* Challenge
Copy out each line of the material below with no changes.

* Exercise materials
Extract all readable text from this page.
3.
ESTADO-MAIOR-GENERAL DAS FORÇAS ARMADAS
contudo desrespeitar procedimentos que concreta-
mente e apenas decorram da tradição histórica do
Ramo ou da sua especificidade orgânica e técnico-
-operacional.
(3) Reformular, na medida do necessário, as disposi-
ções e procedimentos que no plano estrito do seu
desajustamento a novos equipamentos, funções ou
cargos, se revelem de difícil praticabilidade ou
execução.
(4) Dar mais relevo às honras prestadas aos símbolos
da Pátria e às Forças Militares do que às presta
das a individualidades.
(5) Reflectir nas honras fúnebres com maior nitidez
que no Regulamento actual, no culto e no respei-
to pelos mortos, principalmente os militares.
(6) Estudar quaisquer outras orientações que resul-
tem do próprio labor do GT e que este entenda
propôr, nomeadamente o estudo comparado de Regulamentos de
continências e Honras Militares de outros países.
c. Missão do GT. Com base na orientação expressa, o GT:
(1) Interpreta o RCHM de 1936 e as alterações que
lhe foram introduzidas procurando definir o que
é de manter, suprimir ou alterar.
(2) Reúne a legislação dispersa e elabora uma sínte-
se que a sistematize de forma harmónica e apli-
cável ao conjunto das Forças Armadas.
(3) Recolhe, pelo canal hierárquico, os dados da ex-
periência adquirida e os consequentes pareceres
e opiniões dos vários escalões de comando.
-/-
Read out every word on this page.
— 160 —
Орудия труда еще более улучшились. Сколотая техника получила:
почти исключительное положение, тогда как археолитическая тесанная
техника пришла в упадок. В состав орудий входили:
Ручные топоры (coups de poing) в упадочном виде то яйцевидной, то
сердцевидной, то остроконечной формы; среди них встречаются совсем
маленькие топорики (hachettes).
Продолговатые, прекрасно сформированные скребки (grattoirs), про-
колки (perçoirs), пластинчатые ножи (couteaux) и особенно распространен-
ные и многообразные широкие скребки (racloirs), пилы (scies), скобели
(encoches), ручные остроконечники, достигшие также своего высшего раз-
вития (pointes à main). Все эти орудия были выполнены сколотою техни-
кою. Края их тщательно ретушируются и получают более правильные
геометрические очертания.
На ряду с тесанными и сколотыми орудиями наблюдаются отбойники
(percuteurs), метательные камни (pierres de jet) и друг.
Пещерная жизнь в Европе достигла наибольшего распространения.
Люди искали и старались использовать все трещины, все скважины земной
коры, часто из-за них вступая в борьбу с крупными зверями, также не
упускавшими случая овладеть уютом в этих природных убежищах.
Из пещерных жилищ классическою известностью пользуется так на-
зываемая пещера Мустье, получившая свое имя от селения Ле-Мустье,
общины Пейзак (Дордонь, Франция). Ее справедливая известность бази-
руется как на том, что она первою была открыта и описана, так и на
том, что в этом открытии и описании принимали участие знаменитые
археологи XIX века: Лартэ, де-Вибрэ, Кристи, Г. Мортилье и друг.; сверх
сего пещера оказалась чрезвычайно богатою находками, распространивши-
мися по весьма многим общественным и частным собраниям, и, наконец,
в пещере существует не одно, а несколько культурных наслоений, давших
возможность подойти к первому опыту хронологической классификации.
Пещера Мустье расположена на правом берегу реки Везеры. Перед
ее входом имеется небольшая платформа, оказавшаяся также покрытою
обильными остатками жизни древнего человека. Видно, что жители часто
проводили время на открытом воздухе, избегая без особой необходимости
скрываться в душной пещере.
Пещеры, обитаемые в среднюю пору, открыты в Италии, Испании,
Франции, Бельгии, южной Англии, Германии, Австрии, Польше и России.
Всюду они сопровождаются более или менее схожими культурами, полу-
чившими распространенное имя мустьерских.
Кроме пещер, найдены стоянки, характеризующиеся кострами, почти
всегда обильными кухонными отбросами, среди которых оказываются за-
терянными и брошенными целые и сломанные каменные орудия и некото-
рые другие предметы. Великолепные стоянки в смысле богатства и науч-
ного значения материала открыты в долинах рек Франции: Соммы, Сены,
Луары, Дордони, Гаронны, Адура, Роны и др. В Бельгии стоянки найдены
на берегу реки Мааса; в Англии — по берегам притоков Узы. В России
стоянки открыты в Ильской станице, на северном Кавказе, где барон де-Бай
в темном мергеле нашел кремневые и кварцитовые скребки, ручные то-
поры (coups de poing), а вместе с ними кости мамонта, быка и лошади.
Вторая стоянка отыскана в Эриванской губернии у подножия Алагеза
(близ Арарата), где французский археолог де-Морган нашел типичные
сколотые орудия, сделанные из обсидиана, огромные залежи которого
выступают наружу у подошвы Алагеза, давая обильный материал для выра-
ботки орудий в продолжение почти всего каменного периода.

* Result of this exercise
Extract all readable text from this page.
3.
ESTADO-MAIOR-GENERAL DAS FORÇAS ARMADAS
contudo desrespeitar procedimentos que concreta-
mente e apenas decorram da tradição histórica do
Ramo ou da sua especificidade orgânica e técnico-
-operacional.
(3) Reformular, na medida do necessário, as disposi-
ções e procedimentos que no plano estrito do seu
desajustamento a novos equipamentos, funções ou
cargos, se revelem de difícil praticabilidade ou
execução.
(4) Dar mais relevo às honras prestadas aos símbolos
da Pátria e às Forças Militares do que às presta
das a individualidades.
(5) Reflectir nas honras fúnebres com maior nitidez
que no Regulamento actual, no culto e no respei-
to pelos mortos, principalmente os militares.
(6) Estudar quaisquer outras orientações que resul-
tem do próprio labor do GT e que este entenda
propôr, nomeadamente o estudo comparado de Regulamentos de
continências e Honras Militares de outros países.
c. Missão do GT. Com base na orientação expressa, o GT:
(1) Interpreta o RCHM de 1936 e as alterações que
lhe foram introduzidas procurando definir o que
é de manter, suprimir ou alterar.
(2) Reúne a legislação dispersa e elabora uma sínte-
se que a sistematize de forma harmónica e apli-
cável ao conjunto das Forças Armadas.
(3) Recolhe, pelo canal hierárquico, os dados da ex-
periência adquirida e os consequentes pareceres
e opiniões dos vários escalões de comando.
-/-
Read out every word on this page.
— 160 —
Орудия труда еще более улучшились. Сколотая техника получила:
почти исключительное положение, тогда как археолитическая тесанная
техника пришла в упадок. В состав орудий входили:
Ручные топоры (coups de poing) в упадочном виде то яйцевидной, то
сердцевидной, то остроконечной формы; среди них встречаются совсем
маленькие топорики (hachettes).
Продолговатые, прекрасно сформированные скребки (grattoirs), про-
колки (perçoirs), пластинчатые ножи (couteaux) и особенно распространен-
ные и многообразные широкие скребки (racloirs), пилы (scies), скобели
(encoches), ручные остроконечники, достигшие также своего высшего раз-
вития (pointes à main). Все эти орудия были выполнены сколотою техни-
кою. Края их тщательно ретушируются и получают более правильные
геометрические очертания.
На ряду с тесанными и сколотыми орудиями наблюдаются отбойники
(percuteurs), метательные камни (pierres de jet) и друг.
Пещерная жизнь в Европе достигла наибольшего распространения.
Люди искали и старались использовать все трещины, все скважины земной
коры, часто из-за них вступая в борьбу с крупными зверями, также не
упускавшими случая овладеть уютом в этих природных убежищах.
Из пещерных жилищ классическою известностью пользуется так на-
зываемая пещера Мустье, получившая свое имя от селения Ле-Мустье,
общины Пейзак (Дордонь, Франция). Ее справедливая известность бази-
руется как на том, что она первою была открыта и описана, так и на
том, что в этом открытии и описании принимали участие знаменитые
археологи XIX века: Лартэ, де-Вибрэ, Кристи, Г. Мортилье и друг.; сверх
сего пещера оказалась чрезвычайно богатою находками, распространивши-
мися по весьма многим общественным и частным собраниям, и, наконец,
в пещере существует не одно, а несколько культурных наслоений, давших
возможность подойти к первому опыту хронологической классификации.
Пещера Мустье расположена на правом берегу реки Везеры. Перед
ее входом имеется небольшая платформа, оказавшаяся также покрытою
обильными остатками жизни древнего человека. Видно, что жители часто
проводили время на открытом воздухе, избегая без особой необходимости
скрываться в душной пещере.
Пещеры, обитаемые в среднюю пору, открыты в Италии, Испании,
Франции, Бельгии, южной Англии, Германии, Австрии, Польше и России.
Всюду они сопровождаются более или менее схожими культурами, полу-
чившими распространенное имя мустьерских.
Кроме пещер, найдены стоянки, характеризующиеся кострами, почти
всегда обильными кухонными отбросами, среди которых оказываются за-
терянными и брошенными целые и сломанные каменные орудия и некото-
рые другие предметы. Великолепные стоянки в смысле богатства и науч-
ного значения материала открыты в долинах рек Франции: Соммы, Сены,
Луары, Дордони, Гаронны, Адура, Роны и др. В Бельгии стоянки найдены
на берегу реки Мааса; в Англии — по берегам притоков Узы. В России
стоянки открыты в Ильской станице, на северном Кавказе, где барон де-Бай
в темном мергеле нашел кремневые и кварцитовые скребки, ручные то-
поры (coups de poing), а вместе с ними кости мамонта, быка и лошади.
Вторая стоянка отыскана в Эриванской губернии у подножия Алагеза
(близ Арарата), где французский археолог де-Морган нашел типичные
сколотые орудия, сделанные из обсидиана, огромные залежи которого
выступают наружу у подошвы Алагеза, давая обильный материал для выра-
ботки орудий в продолжение почти всего каменного периода.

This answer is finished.